Copy each line of the data below with the word "type".

+++ INPUT FOR THIS TASK

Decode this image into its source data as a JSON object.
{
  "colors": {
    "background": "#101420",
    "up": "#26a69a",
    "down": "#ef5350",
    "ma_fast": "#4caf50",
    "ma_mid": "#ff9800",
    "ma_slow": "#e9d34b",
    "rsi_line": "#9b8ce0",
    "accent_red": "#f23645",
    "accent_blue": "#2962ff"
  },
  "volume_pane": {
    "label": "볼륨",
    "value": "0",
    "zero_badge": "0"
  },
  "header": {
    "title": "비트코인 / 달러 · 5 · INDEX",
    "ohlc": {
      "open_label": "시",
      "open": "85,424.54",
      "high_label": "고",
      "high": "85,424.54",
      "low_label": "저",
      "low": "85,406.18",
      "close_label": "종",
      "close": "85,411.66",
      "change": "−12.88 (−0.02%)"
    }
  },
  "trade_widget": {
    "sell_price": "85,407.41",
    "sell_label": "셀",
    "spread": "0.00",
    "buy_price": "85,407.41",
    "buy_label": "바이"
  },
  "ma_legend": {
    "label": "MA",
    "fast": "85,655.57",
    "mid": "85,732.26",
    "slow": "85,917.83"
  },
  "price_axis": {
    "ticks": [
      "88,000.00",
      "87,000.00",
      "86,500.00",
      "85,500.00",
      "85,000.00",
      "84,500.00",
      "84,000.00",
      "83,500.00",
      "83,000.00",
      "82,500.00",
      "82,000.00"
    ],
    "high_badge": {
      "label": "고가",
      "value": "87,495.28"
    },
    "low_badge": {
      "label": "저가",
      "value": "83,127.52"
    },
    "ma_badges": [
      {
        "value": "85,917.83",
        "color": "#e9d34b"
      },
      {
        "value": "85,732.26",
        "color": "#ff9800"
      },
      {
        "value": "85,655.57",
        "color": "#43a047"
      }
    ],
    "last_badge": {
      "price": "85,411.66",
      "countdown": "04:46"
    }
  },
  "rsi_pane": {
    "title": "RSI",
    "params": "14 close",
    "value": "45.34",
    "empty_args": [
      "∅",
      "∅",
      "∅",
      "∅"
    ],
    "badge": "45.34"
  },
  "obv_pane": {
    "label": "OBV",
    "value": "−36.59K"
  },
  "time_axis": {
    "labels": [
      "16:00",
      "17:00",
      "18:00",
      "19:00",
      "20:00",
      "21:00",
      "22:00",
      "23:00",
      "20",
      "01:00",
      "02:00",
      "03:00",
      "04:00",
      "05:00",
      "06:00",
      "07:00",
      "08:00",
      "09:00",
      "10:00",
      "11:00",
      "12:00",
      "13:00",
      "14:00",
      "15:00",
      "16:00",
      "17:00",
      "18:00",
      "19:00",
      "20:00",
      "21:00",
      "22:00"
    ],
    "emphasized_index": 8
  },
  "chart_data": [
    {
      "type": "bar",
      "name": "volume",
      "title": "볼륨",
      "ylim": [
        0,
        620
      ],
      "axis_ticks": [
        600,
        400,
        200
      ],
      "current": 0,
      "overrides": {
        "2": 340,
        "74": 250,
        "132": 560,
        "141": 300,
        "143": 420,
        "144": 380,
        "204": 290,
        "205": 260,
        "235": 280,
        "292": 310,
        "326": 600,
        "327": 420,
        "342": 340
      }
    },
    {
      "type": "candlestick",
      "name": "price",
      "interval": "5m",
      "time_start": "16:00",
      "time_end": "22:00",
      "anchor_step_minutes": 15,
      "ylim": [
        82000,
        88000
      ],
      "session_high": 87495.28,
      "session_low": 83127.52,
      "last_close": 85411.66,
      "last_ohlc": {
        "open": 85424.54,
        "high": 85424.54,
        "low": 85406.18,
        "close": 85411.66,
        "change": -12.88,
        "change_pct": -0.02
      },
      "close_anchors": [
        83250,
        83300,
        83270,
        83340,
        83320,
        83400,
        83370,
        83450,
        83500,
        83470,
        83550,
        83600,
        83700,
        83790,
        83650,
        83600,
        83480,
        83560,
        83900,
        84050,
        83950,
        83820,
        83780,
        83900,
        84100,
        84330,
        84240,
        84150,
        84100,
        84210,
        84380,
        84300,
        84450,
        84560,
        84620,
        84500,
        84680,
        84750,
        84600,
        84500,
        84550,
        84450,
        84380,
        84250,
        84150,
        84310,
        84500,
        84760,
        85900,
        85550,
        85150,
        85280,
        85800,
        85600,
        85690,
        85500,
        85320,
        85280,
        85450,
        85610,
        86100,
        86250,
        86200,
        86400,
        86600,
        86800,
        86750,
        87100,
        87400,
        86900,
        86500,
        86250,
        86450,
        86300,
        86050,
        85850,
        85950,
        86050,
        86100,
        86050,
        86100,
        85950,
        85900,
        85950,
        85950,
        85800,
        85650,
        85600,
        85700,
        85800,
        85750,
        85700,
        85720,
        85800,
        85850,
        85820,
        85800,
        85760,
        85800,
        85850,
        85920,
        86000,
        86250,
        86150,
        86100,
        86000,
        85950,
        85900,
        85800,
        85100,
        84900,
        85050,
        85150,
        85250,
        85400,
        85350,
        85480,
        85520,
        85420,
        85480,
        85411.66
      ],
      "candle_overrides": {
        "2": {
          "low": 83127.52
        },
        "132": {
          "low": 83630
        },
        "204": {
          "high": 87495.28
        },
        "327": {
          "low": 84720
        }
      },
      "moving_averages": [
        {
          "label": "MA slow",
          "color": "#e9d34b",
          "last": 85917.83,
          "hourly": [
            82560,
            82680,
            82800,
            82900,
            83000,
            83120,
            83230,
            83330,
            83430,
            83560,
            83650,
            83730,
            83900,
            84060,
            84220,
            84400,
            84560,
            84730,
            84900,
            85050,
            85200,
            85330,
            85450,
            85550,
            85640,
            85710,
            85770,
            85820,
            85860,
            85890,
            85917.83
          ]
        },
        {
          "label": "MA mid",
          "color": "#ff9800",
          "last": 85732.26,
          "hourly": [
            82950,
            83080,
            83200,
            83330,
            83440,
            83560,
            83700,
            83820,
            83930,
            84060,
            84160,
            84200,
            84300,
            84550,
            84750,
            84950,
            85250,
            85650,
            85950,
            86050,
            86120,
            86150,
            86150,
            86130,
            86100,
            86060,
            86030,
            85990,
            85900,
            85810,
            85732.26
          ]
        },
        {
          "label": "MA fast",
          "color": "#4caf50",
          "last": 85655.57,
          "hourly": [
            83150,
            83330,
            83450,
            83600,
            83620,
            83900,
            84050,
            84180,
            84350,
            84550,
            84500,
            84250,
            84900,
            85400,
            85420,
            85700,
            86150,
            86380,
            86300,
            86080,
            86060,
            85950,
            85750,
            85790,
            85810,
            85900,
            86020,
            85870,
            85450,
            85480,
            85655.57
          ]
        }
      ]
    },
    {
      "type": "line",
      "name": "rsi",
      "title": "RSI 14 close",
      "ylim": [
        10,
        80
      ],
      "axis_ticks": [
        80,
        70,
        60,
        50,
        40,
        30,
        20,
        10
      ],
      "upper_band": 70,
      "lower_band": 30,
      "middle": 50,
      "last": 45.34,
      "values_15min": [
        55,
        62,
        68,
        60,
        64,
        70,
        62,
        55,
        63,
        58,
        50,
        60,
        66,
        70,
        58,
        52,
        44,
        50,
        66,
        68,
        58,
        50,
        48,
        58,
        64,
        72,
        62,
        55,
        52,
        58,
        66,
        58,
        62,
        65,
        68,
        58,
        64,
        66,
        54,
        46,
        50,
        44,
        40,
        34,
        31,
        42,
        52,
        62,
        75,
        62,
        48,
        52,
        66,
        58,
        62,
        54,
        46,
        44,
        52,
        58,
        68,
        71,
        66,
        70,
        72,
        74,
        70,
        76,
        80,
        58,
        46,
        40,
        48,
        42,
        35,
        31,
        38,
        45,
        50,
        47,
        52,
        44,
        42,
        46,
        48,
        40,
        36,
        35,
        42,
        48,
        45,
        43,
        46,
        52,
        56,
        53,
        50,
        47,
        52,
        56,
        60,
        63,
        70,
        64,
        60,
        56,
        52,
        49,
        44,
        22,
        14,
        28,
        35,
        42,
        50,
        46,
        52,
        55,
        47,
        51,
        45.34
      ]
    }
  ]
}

++++++

§ **RESPONSE TO THIS TASK**
      "type": "bar",
      "type": "candlestick",
      "type": "line",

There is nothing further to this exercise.